:: Source data

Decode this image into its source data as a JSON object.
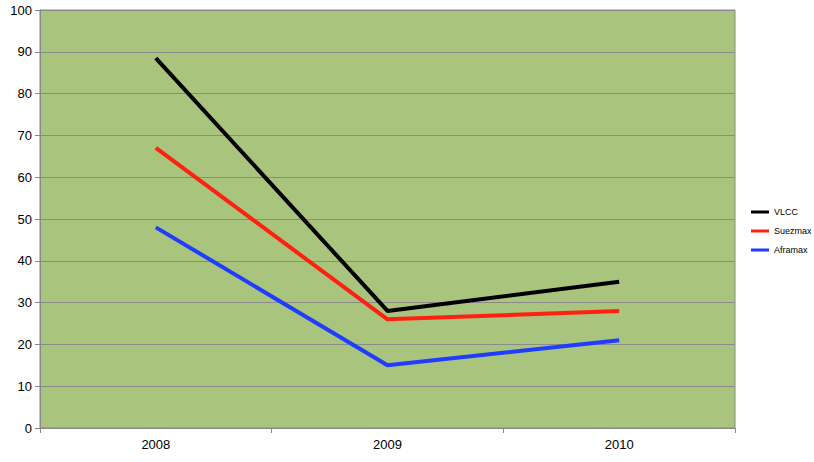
{
  "chart_data": {
    "type": "line",
    "categories": [
      "2008",
      "2009",
      "2010"
    ],
    "series": [
      {
        "name": "VLCC",
        "color": "#000000",
        "values": [
          88.5,
          28,
          35
        ]
      },
      {
        "name": "Suezmax",
        "color": "#ff2010",
        "values": [
          67,
          26,
          28
        ]
      },
      {
        "name": "Aframax",
        "color": "#1f3cff",
        "values": [
          48,
          15,
          21
        ]
      }
    ],
    "ylim": [
      0,
      100
    ],
    "yticks": [
      0,
      10,
      20,
      30,
      40,
      50,
      60,
      70,
      80,
      90,
      100
    ],
    "grid": true,
    "legend": "right"
  }
}
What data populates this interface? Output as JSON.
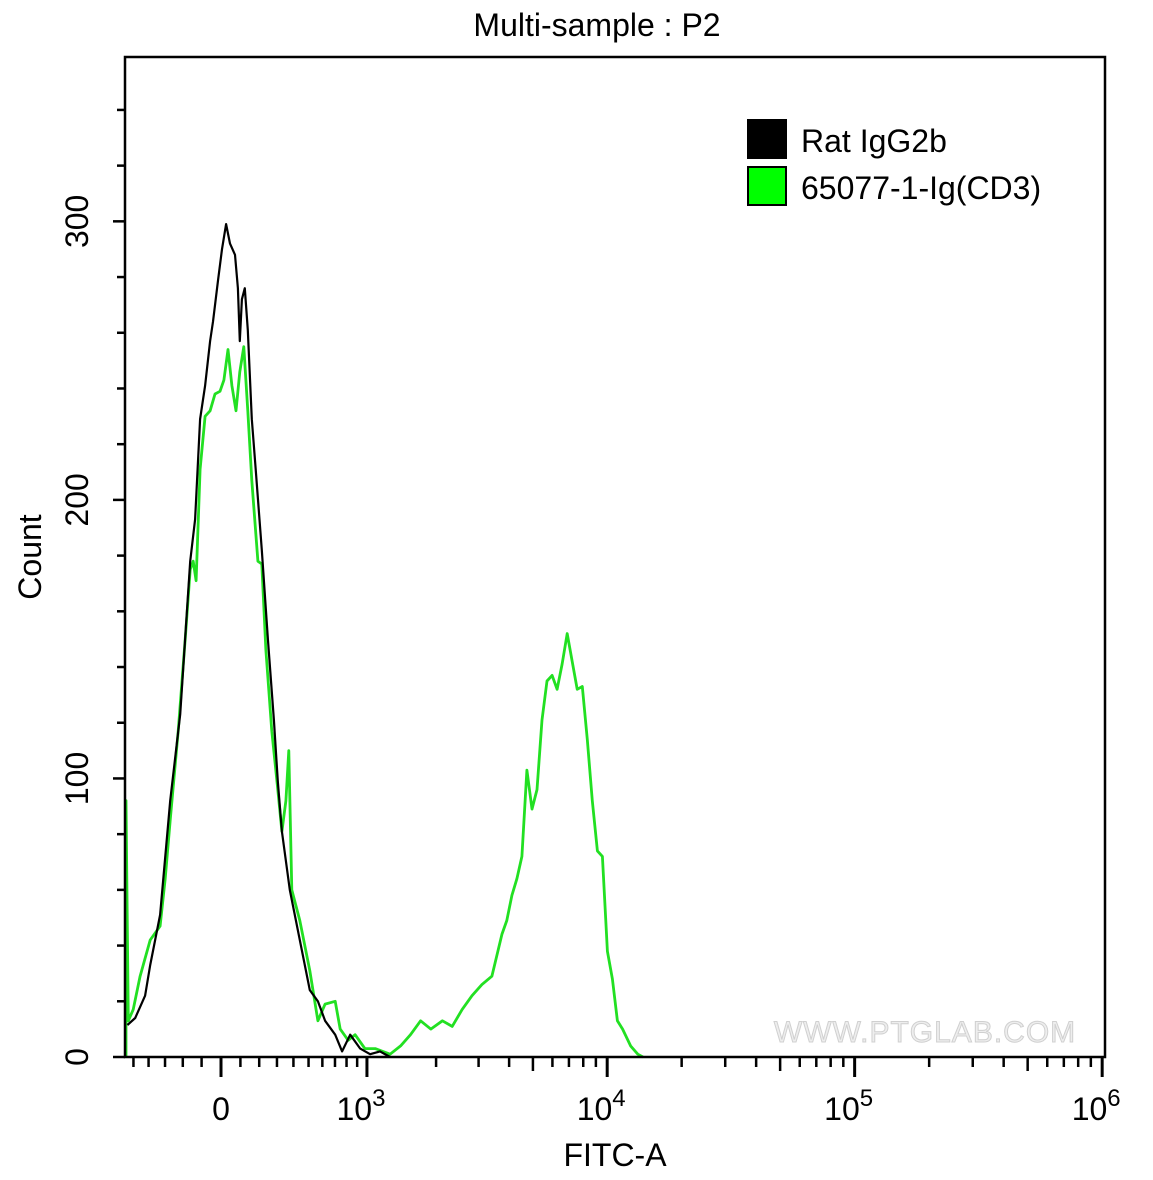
{
  "chart_data": {
    "type": "line",
    "title": "Multi-sample : P2",
    "xlabel": "FITC-A",
    "ylabel": "Count",
    "x_scale": "biexponential",
    "xlim": [
      -560,
      1000000
    ],
    "ylim": [
      0,
      359
    ],
    "grid": false,
    "legend_position": "top-right",
    "x_ticks": [
      {
        "value": 0,
        "label": "0"
      },
      {
        "value": 1000,
        "label": "10",
        "exp": "3"
      },
      {
        "value": 10000,
        "label": "10",
        "exp": "4"
      },
      {
        "value": 100000,
        "label": "10",
        "exp": "5"
      },
      {
        "value": 1000000,
        "label": "10",
        "exp": "6"
      }
    ],
    "y_ticks": [
      {
        "value": 0,
        "label": "0"
      },
      {
        "value": 100,
        "label": "100"
      },
      {
        "value": 200,
        "label": "200"
      },
      {
        "value": 300,
        "label": "300"
      }
    ],
    "watermark": "WWW.PTGLAB.COM",
    "series": [
      {
        "name": "Rat IgG2b",
        "color": "#000000",
        "points": [
          [
            -543,
            11.5
          ],
          [
            -488,
            14
          ],
          [
            -422,
            22
          ],
          [
            -390,
            33
          ],
          [
            -329,
            51
          ],
          [
            -270,
            92
          ],
          [
            -214,
            123
          ],
          [
            -160,
            178
          ],
          [
            -134,
            193
          ],
          [
            -108,
            229
          ],
          [
            -82,
            241
          ],
          [
            -56,
            257
          ],
          [
            -41,
            264
          ],
          [
            -15,
            279
          ],
          [
            5,
            290
          ],
          [
            26,
            299
          ],
          [
            46,
            292
          ],
          [
            72,
            288
          ],
          [
            87,
            276
          ],
          [
            97,
            257
          ],
          [
            108,
            272
          ],
          [
            123,
            276
          ],
          [
            139,
            261
          ],
          [
            160,
            229
          ],
          [
            181,
            211
          ],
          [
            214,
            182
          ],
          [
            248,
            150
          ],
          [
            282,
            121
          ],
          [
            305,
            99
          ],
          [
            329,
            81
          ],
          [
            377,
            60
          ],
          [
            441,
            42
          ],
          [
            509,
            24
          ],
          [
            567,
            20
          ],
          [
            621,
            13
          ],
          [
            702,
            8
          ],
          [
            761,
            2
          ],
          [
            834,
            8
          ],
          [
            930,
            3
          ],
          [
            1034,
            1
          ],
          [
            1146,
            2
          ],
          [
            1271,
            0
          ]
        ]
      },
      {
        "name": "65077-1-Ig(CD3)",
        "color": "#22e022",
        "points": [
          [
            -560,
            0
          ],
          [
            -558,
            92
          ],
          [
            -536,
            13
          ],
          [
            -502,
            17
          ],
          [
            -455,
            29
          ],
          [
            -390,
            42
          ],
          [
            -329,
            47
          ],
          [
            -299,
            64
          ],
          [
            -270,
            85
          ],
          [
            -225,
            117
          ],
          [
            -187,
            150
          ],
          [
            -160,
            175
          ],
          [
            -144,
            178
          ],
          [
            -129,
            171
          ],
          [
            -108,
            211
          ],
          [
            -82,
            230
          ],
          [
            -56,
            232
          ],
          [
            -31,
            238
          ],
          [
            -5,
            239
          ],
          [
            15,
            243
          ],
          [
            36,
            254
          ],
          [
            56,
            241
          ],
          [
            77,
            232
          ],
          [
            97,
            246
          ],
          [
            118,
            255
          ],
          [
            139,
            232
          ],
          [
            160,
            207
          ],
          [
            193,
            178
          ],
          [
            214,
            177
          ],
          [
            237,
            146
          ],
          [
            270,
            117
          ],
          [
            305,
            96
          ],
          [
            329,
            81
          ],
          [
            353,
            92
          ],
          [
            371,
            110
          ],
          [
            390,
            60
          ],
          [
            441,
            49
          ],
          [
            509,
            31
          ],
          [
            567,
            13
          ],
          [
            621,
            19
          ],
          [
            702,
            20
          ],
          [
            744,
            10
          ],
          [
            815,
            6
          ],
          [
            880,
            8
          ],
          [
            978,
            3
          ],
          [
            1091,
            3
          ],
          [
            1271,
            1
          ],
          [
            1412,
            4
          ],
          [
            1558,
            8
          ],
          [
            1721,
            13
          ],
          [
            1900,
            10
          ],
          [
            2126,
            13
          ],
          [
            2335,
            11
          ],
          [
            2566,
            17
          ],
          [
            2818,
            22
          ],
          [
            3095,
            26
          ],
          [
            3401,
            29
          ],
          [
            3736,
            44
          ],
          [
            3915,
            49
          ],
          [
            4104,
            58
          ],
          [
            4303,
            64
          ],
          [
            4510,
            72
          ],
          [
            4727,
            103
          ],
          [
            4955,
            89
          ],
          [
            5194,
            96
          ],
          [
            5444,
            121
          ],
          [
            5705,
            135
          ],
          [
            5979,
            137
          ],
          [
            6267,
            132
          ],
          [
            6568,
            141
          ],
          [
            6885,
            152
          ],
          [
            7216,
            142
          ],
          [
            7563,
            132
          ],
          [
            7926,
            133
          ],
          [
            8308,
            114
          ],
          [
            8707,
            92
          ],
          [
            9124,
            74
          ],
          [
            9564,
            72
          ],
          [
            10020,
            38
          ],
          [
            10500,
            28
          ],
          [
            11000,
            13
          ],
          [
            11540,
            10
          ],
          [
            12440,
            4
          ],
          [
            13300,
            1
          ],
          [
            13940,
            0
          ]
        ]
      }
    ]
  }
}
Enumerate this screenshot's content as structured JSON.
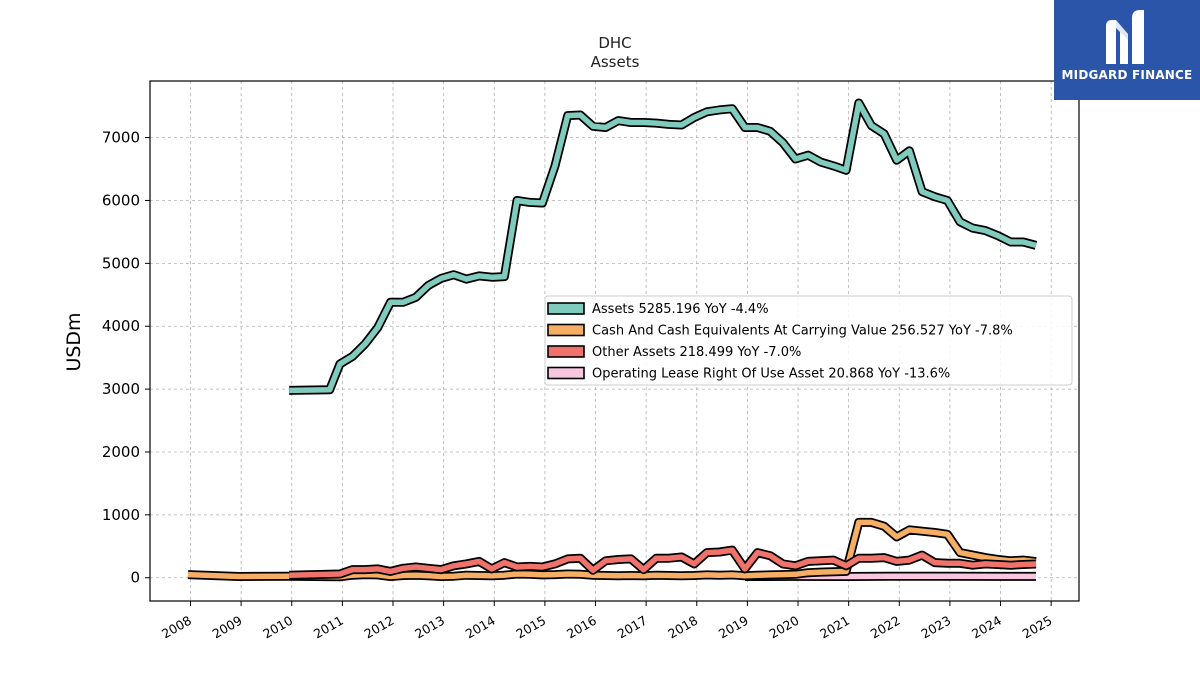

::::

- [Given request]: The data above needs to be retyped exactly, with the images left out.

- [Solution]:
Decode this image into its source data as a JSON object.
{
  "chart_data": {
    "type": "line",
    "categories": [
      "2008",
      "2009",
      "2010"
    ],
    "series": [
      {
        "name": "VLCC",
        "color": "#000000",
        "values": [
          88.5,
          28,
          35
        ]
      },
      {
        "name": "Suezmax",
        "color": "#ff2010",
        "values": [
          67,
          26,
          28
        ]
      },
      {
        "name": "Aframax",
        "color": "#1f3cff",
        "values": [
          48,
          15,
          21
        ]
      }
    ],
    "ylim": [
      0,
      100
    ],
    "yticks": [
      0,
      10,
      20,
      30,
      40,
      50,
      60,
      70,
      80,
      90,
      100
    ],
    "grid": true,
    "legend": "right"
  }
}
What data populates this interface? Output as JSON.
{
  "chart_data": {
    "type": "line",
    "title": "Multi-sample : P2",
    "xlabel": "FITC-A",
    "ylabel": "Count",
    "x_scale": "biexponential",
    "xlim": [
      -560,
      1000000
    ],
    "ylim": [
      0,
      359
    ],
    "grid": false,
    "legend_position": "top-right",
    "x_ticks": [
      {
        "value": 0,
        "label": "0"
      },
      {
        "value": 1000,
        "label": "10",
        "exp": "3"
      },
      {
        "value": 10000,
        "label": "10",
        "exp": "4"
      },
      {
        "value": 100000,
        "label": "10",
        "exp": "5"
      },
      {
        "value": 1000000,
        "label": "10",
        "exp": "6"
      }
    ],
    "y_ticks": [
      {
        "value": 0,
        "label": "0"
      },
      {
        "value": 100,
        "label": "100"
      },
      {
        "value": 200,
        "label": "200"
      },
      {
        "value": 300,
        "label": "300"
      }
    ],
    "watermark": "WWW.PTGLAB.COM",
    "series": [
      {
        "name": "Rat IgG2b",
        "color": "#000000",
        "points": [
          [
            -543,
            11.5
          ],
          [
            -488,
            14
          ],
          [
            -422,
            22
          ],
          [
            -390,
            33
          ],
          [
            -329,
            51
          ],
          [
            -270,
            92
          ],
          [
            -214,
            123
          ],
          [
            -160,
            178
          ],
          [
            -134,
            193
          ],
          [
            -108,
            229
          ],
          [
            -82,
            241
          ],
          [
            -56,
            257
          ],
          [
            -41,
            264
          ],
          [
            -15,
            279
          ],
          [
            5,
            290
          ],
          [
            26,
            299
          ],
          [
            46,
            292
          ],
          [
            72,
            288
          ],
          [
            87,
            276
          ],
          [
            97,
            257
          ],
          [
            108,
            272
          ],
          [
            123,
            276
          ],
          [
            139,
            261
          ],
          [
            160,
            229
          ],
          [
            181,
            211
          ],
          [
            214,
            182
          ],
          [
            248,
            150
          ],
          [
            282,
            121
          ],
          [
            305,
            99
          ],
          [
            329,
            81
          ],
          [
            377,
            60
          ],
          [
            441,
            42
          ],
          [
            509,
            24
          ],
          [
            567,
            20
          ],
          [
            621,
            13
          ],
          [
            702,
            8
          ],
          [
            761,
            2
          ],
          [
            834,
            8
          ],
          [
            930,
            3
          ],
          [
            1034,
            1
          ],
          [
            1146,
            2
          ],
          [
            1271,
            0
          ]
        ]
      },
      {
        "name": "65077-1-Ig(CD3)",
        "color": "#22e022",
        "points": [
          [
            -560,
            0
          ],
          [
            -558,
            92
          ],
          [
            -536,
            13
          ],
          [
            -502,
            17
          ],
          [
            -455,
            29
          ],
          [
            -390,
            42
          ],
          [
            -329,
            47
          ],
          [
            -299,
            64
          ],
          [
            -270,
            85
          ],
          [
            -225,
            117
          ],
          [
            -187,
            150
          ],
          [
            -160,
            175
          ],
          [
            -144,
            178
          ],
          [
            -129,
            171
          ],
          [
            -108,
            211
          ],
          [
            -82,
            230
          ],
          [
            -56,
            232
          ],
          [
            -31,
            238
          ],
          [
            -5,
            239
          ],
          [
            15,
            243
          ],
          [
            36,
            254
          ],
          [
            56,
            241
          ],
          [
            77,
            232
          ],
          [
            97,
            246
          ],
          [
            118,
            255
          ],
          [
            139,
            232
          ],
          [
            160,
            207
          ],
          [
            193,
            178
          ],
          [
            214,
            177
          ],
          [
            237,
            146
          ],
          [
            270,
            117
          ],
          [
            305,
            96
          ],
          [
            329,
            81
          ],
          [
            353,
            92
          ],
          [
            371,
            110
          ],
          [
            390,
            60
          ],
          [
            441,
            49
          ],
          [
            509,
            31
          ],
          [
            567,
            13
          ],
          [
            621,
            19
          ],
          [
            702,
            20
          ],
          [
            744,
            10
          ],
          [
            815,
            6
          ],
          [
            880,
            8
          ],
          [
            978,
            3
          ],
          [
            1091,
            3
          ],
          [
            1271,
            1
          ],
          [
            1412,
            4
          ],
          [
            1558,
            8
          ],
          [
            1721,
            13
          ],
          [
            1900,
            10
          ],
          [
            2126,
            13
          ],
          [
            2335,
            11
          ],
          [
            2566,
            17
          ],
          [
            2818,
            22
          ],
          [
            3095,
            26
          ],
          [
            3401,
            29
          ],
          [
            3736,
            44
          ],
          [
            3915,
            49
          ],
          [
            4104,
            58
          ],
          [
            4303,
            64
          ],
          [
            4510,
            72
          ],
          [
            4727,
            103
          ],
          [
            4955,
            89
          ],
          [
            5194,
            96
          ],
          [
            5444,
            121
          ],
          [
            5705,
            135
          ],
          [
            5979,
            137
          ],
          [
            6267,
            132
          ],
          [
            6568,
            141
          ],
          [
            6885,
            152
          ],
          [
            7216,
            142
          ],
          [
            7563,
            132
          ],
          [
            7926,
            133
          ],
          [
            8308,
            114
          ],
          [
            8707,
            92
          ],
          [
            9124,
            74
          ],
          [
            9564,
            72
          ],
          [
            10020,
            38
          ],
          [
            10500,
            28
          ],
          [
            11000,
            13
          ],
          [
            11540,
            10
          ],
          [
            12440,
            4
          ],
          [
            13300,
            1
          ],
          [
            13940,
            0
          ]
        ]
      }
    ]
  }
}
Enumerate this screenshot's content as structured JSON.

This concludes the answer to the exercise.